## Data for this task

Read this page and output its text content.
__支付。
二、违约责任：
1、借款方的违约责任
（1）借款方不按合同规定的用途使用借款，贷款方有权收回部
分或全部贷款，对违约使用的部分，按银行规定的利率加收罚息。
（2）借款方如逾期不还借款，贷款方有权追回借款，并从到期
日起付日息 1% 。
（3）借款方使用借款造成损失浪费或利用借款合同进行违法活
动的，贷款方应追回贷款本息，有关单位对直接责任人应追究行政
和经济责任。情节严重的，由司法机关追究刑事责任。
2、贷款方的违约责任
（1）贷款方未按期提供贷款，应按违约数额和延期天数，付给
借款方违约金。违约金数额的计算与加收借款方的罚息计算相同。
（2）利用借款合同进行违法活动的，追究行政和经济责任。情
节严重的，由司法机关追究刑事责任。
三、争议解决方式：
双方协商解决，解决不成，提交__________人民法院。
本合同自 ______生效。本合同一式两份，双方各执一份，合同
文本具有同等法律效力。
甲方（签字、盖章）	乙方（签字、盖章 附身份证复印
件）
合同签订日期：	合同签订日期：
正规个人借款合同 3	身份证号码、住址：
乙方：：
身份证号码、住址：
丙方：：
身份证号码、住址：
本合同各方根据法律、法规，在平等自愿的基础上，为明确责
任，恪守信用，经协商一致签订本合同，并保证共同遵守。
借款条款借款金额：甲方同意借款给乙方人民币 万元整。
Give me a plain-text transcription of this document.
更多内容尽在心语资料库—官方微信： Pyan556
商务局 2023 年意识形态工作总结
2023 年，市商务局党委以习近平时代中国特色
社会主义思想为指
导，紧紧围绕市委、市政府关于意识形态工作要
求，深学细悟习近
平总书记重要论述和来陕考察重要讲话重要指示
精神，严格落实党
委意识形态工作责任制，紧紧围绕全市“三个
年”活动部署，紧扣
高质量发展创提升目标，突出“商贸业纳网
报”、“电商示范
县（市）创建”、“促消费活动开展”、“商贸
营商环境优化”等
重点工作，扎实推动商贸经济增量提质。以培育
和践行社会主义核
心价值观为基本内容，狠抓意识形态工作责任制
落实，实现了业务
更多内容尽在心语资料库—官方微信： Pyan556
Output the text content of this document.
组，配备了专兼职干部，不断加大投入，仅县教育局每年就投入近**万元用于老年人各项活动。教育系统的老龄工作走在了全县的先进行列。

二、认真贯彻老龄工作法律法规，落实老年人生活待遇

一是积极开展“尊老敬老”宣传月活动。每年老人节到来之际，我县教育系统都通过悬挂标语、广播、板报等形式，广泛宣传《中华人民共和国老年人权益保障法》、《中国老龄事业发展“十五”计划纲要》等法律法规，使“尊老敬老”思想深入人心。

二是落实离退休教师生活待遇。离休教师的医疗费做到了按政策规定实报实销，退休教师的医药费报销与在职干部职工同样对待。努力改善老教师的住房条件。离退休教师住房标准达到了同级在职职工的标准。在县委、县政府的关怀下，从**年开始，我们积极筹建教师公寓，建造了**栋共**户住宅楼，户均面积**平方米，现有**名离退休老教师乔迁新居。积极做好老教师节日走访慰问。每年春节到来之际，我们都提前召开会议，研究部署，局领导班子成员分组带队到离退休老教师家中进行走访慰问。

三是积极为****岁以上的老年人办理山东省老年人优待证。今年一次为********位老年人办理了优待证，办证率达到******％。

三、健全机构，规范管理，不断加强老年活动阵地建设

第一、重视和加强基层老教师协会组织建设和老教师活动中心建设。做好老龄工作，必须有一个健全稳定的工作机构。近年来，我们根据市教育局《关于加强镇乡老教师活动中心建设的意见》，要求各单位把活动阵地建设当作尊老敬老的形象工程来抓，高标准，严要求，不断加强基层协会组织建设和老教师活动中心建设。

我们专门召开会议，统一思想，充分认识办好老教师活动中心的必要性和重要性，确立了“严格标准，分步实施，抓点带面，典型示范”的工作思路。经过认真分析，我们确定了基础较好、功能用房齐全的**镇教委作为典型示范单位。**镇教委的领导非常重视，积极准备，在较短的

## Given request
Retype the listing exactly, in full.

## Reply
Read this page and output its text content.
__支付。
二、违约责任：
1、借款方的违约责任
（1）借款方不按合同规定的用途使用借款，贷款方有权收回部
分或全部贷款，对违约使用的部分，按银行规定的利率加收罚息。
（2）借款方如逾期不还借款，贷款方有权追回借款，并从到期
日起付日息 1% 。
（3）借款方使用借款造成损失浪费或利用借款合同进行违法活
动的，贷款方应追回贷款本息，有关单位对直接责任人应追究行政
和经济责任。情节严重的，由司法机关追究刑事责任。
2、贷款方的违约责任
（1）贷款方未按期提供贷款，应按违约数额和延期天数，付给
借款方违约金。违约金数额的计算与加收借款方的罚息计算相同。
（2）利用借款合同进行违法活动的，追究行政和经济责任。情
节严重的，由司法机关追究刑事责任。
三、争议解决方式：
双方协商解决，解决不成，提交__________人民法院。
本合同自 ______生效。本合同一式两份，双方各执一份，合同
文本具有同等法律效力。
甲方（签字、盖章）	乙方（签字、盖章 附身份证复印
件）
合同签订日期：	合同签订日期：
正规个人借款合同 3	身份证号码、住址：
乙方：：
身份证号码、住址：
丙方：：
身份证号码、住址：
本合同各方根据法律、法规，在平等自愿的基础上，为明确责
任，恪守信用，经协商一致签订本合同，并保证共同遵守。
借款条款借款金额：甲方同意借款给乙方人民币 万元整。
Give me a plain-text transcription of this document.
更多内容尽在心语资料库—官方微信： Pyan556
商务局 2023 年意识形态工作总结
2023 年，市商务局党委以习近平时代中国特色
社会主义思想为指
导，紧紧围绕市委、市政府关于意识形态工作要
求，深学细悟习近
平总书记重要论述和来陕考察重要讲话重要指示
精神，严格落实党
委意识形态工作责任制，紧紧围绕全市“三个
年”活动部署，紧扣
高质量发展创提升目标，突出“商贸业纳网
报”、“电商示范
县（市）创建”、“促消费活动开展”、“商贸
营商环境优化”等
重点工作，扎实推动商贸经济增量提质。以培育
和践行社会主义核
心价值观为基本内容，狠抓意识形态工作责任制
落实，实现了业务
更多内容尽在心语资料库—官方微信： Pyan556
Output the text content of this document.
组，配备了专兼职干部，不断加大投入，仅县教育局每年就投入近**万元用于老年人各项活动。教育系统的老龄工作走在了全县的先进行列。

二、认真贯彻老龄工作法律法规，落实老年人生活待遇

一是积极开展“尊老敬老”宣传月活动。每年老人节到来之际，我县教育系统都通过悬挂标语、广播、板报等形式，广泛宣传《中华人民共和国老年人权益保障法》、《中国老龄事业发展“十五”计划纲要》等法律法规，使“尊老敬老”思想深入人心。

二是落实离退休教师生活待遇。离休教师的医疗费做到了按政策规定实报实销，退休教师的医药费报销与在职干部职工同样对待。努力改善老教师的住房条件。离退休教师住房标准达到了同级在职职工的标准。在县委、县政府的关怀下，从**年开始，我们积极筹建教师公寓，建造了**栋共**户住宅楼，户均面积**平方米，现有**名离退休老教师乔迁新居。积极做好老教师节日走访慰问。每年春节到来之际，我们都提前召开会议，研究部署，局领导班子成员分组带队到离退休老教师家中进行走访慰问。

三是积极为****岁以上的老年人办理山东省老年人优待证。今年一次为********位老年人办理了优待证，办证率达到******％。

三、健全机构，规范管理，不断加强老年活动阵地建设

第一、重视和加强基层老教师协会组织建设和老教师活动中心建设。做好老龄工作，必须有一个健全稳定的工作机构。近年来，我们根据市教育局《关于加强镇乡老教师活动中心建设的意见》，要求各单位把活动阵地建设当作尊老敬老的形象工程来抓，高标准，严要求，不断加强基层协会组织建设和老教师活动中心建设。

我们专门召开会议，统一思想，充分认识办好老教师活动中心的必要性和重要性，确立了“严格标准，分步实施，抓点带面，典型示范”的工作思路。经过认真分析，我们确定了基础较好、功能用房齐全的**镇教委作为典型示范单位。**镇教委的领导非常重视，积极准备，在较短的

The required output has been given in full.